**WRITTEN EXERCISE**
Count lines, not occurrences: give the number of lines holding the word "SRMTID", and nothing besides.

**SUPPLIED MATERIAL**
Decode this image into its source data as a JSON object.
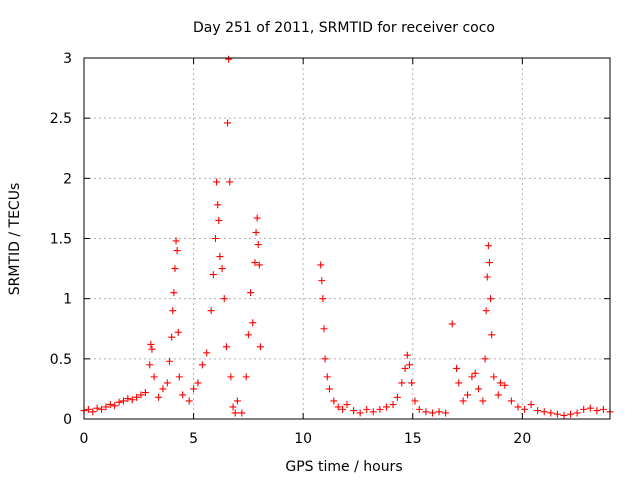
{
  "chart_data": {
    "type": "scatter",
    "title": "Day 251 of 2011, SRMTID for receiver coco",
    "xlabel": "GPS time / hours",
    "ylabel": "SRMTID / TECUs",
    "xlim": [
      0,
      24
    ],
    "ylim": [
      0,
      3
    ],
    "xticks": [
      0,
      5,
      10,
      15,
      20
    ],
    "xtick_labels": [
      "0",
      "5",
      "10",
      "15",
      "20"
    ],
    "yticks": [
      0,
      0.5,
      1,
      1.5,
      2,
      2.5,
      3
    ],
    "ytick_labels": [
      "0",
      "0.5",
      "1",
      "1.5",
      "2",
      "2.5",
      "3"
    ],
    "grid": true,
    "marker": "+",
    "color": "#ff0000",
    "series": [
      {
        "name": "SRMTID",
        "points": [
          [
            0.0,
            0.07
          ],
          [
            0.2,
            0.08
          ],
          [
            0.4,
            0.06
          ],
          [
            0.6,
            0.09
          ],
          [
            0.8,
            0.08
          ],
          [
            1.0,
            0.1
          ],
          [
            1.2,
            0.12
          ],
          [
            1.4,
            0.11
          ],
          [
            1.6,
            0.14
          ],
          [
            1.8,
            0.15
          ],
          [
            2.0,
            0.17
          ],
          [
            2.2,
            0.16
          ],
          [
            2.4,
            0.18
          ],
          [
            2.6,
            0.2
          ],
          [
            2.8,
            0.22
          ],
          [
            3.0,
            0.45
          ],
          [
            3.05,
            0.62
          ],
          [
            3.1,
            0.58
          ],
          [
            3.2,
            0.35
          ],
          [
            3.4,
            0.18
          ],
          [
            3.6,
            0.25
          ],
          [
            3.8,
            0.3
          ],
          [
            3.9,
            0.48
          ],
          [
            4.0,
            0.68
          ],
          [
            4.05,
            0.9
          ],
          [
            4.1,
            1.05
          ],
          [
            4.15,
            1.25
          ],
          [
            4.2,
            1.48
          ],
          [
            4.25,
            1.4
          ],
          [
            4.3,
            0.72
          ],
          [
            4.35,
            0.35
          ],
          [
            4.5,
            0.2
          ],
          [
            4.8,
            0.15
          ],
          [
            5.0,
            0.25
          ],
          [
            5.2,
            0.3
          ],
          [
            5.4,
            0.45
          ],
          [
            5.6,
            0.55
          ],
          [
            5.8,
            0.9
          ],
          [
            5.9,
            1.2
          ],
          [
            6.0,
            1.5
          ],
          [
            6.05,
            1.97
          ],
          [
            6.1,
            1.78
          ],
          [
            6.15,
            1.65
          ],
          [
            6.2,
            1.35
          ],
          [
            6.3,
            1.25
          ],
          [
            6.4,
            1.0
          ],
          [
            6.5,
            0.6
          ],
          [
            6.55,
            2.46
          ],
          [
            6.6,
            2.99
          ],
          [
            6.65,
            1.97
          ],
          [
            6.7,
            0.35
          ],
          [
            6.8,
            0.1
          ],
          [
            6.9,
            0.05
          ],
          [
            7.0,
            0.15
          ],
          [
            7.2,
            0.05
          ],
          [
            7.4,
            0.35
          ],
          [
            7.5,
            0.7
          ],
          [
            7.6,
            1.05
          ],
          [
            7.7,
            0.8
          ],
          [
            7.8,
            1.3
          ],
          [
            7.85,
            1.55
          ],
          [
            7.9,
            1.67
          ],
          [
            7.95,
            1.45
          ],
          [
            8.0,
            1.28
          ],
          [
            8.05,
            0.6
          ],
          [
            10.8,
            1.28
          ],
          [
            10.85,
            1.15
          ],
          [
            10.9,
            1.0
          ],
          [
            10.95,
            0.75
          ],
          [
            11.0,
            0.5
          ],
          [
            11.1,
            0.35
          ],
          [
            11.2,
            0.25
          ],
          [
            11.4,
            0.15
          ],
          [
            11.6,
            0.1
          ],
          [
            11.8,
            0.08
          ],
          [
            12.0,
            0.12
          ],
          [
            12.3,
            0.07
          ],
          [
            12.6,
            0.05
          ],
          [
            12.9,
            0.08
          ],
          [
            13.2,
            0.06
          ],
          [
            13.5,
            0.08
          ],
          [
            13.8,
            0.1
          ],
          [
            14.1,
            0.12
          ],
          [
            14.3,
            0.18
          ],
          [
            14.5,
            0.3
          ],
          [
            14.65,
            0.42
          ],
          [
            14.75,
            0.53
          ],
          [
            14.85,
            0.45
          ],
          [
            14.95,
            0.3
          ],
          [
            15.1,
            0.15
          ],
          [
            15.3,
            0.08
          ],
          [
            15.6,
            0.06
          ],
          [
            15.9,
            0.05
          ],
          [
            16.2,
            0.06
          ],
          [
            16.5,
            0.05
          ],
          [
            16.8,
            0.79
          ],
          [
            17.0,
            0.42
          ],
          [
            17.1,
            0.3
          ],
          [
            17.3,
            0.15
          ],
          [
            17.5,
            0.2
          ],
          [
            17.7,
            0.35
          ],
          [
            17.85,
            0.38
          ],
          [
            18.0,
            0.25
          ],
          [
            18.2,
            0.15
          ],
          [
            18.3,
            0.5
          ],
          [
            18.35,
            0.9
          ],
          [
            18.4,
            1.18
          ],
          [
            18.45,
            1.44
          ],
          [
            18.5,
            1.3
          ],
          [
            18.55,
            1.0
          ],
          [
            18.6,
            0.7
          ],
          [
            18.7,
            0.35
          ],
          [
            18.9,
            0.2
          ],
          [
            19.0,
            0.3
          ],
          [
            19.2,
            0.28
          ],
          [
            19.5,
            0.15
          ],
          [
            19.8,
            0.1
          ],
          [
            20.1,
            0.08
          ],
          [
            20.4,
            0.12
          ],
          [
            20.7,
            0.07
          ],
          [
            21.0,
            0.06
          ],
          [
            21.3,
            0.05
          ],
          [
            21.6,
            0.04
          ],
          [
            21.9,
            0.03
          ],
          [
            22.2,
            0.04
          ],
          [
            22.5,
            0.05
          ],
          [
            22.8,
            0.08
          ],
          [
            23.1,
            0.09
          ],
          [
            23.4,
            0.07
          ],
          [
            23.7,
            0.08
          ],
          [
            24.0,
            0.06
          ]
        ]
      }
    ]
  }
}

**TASK OUTPUT**
3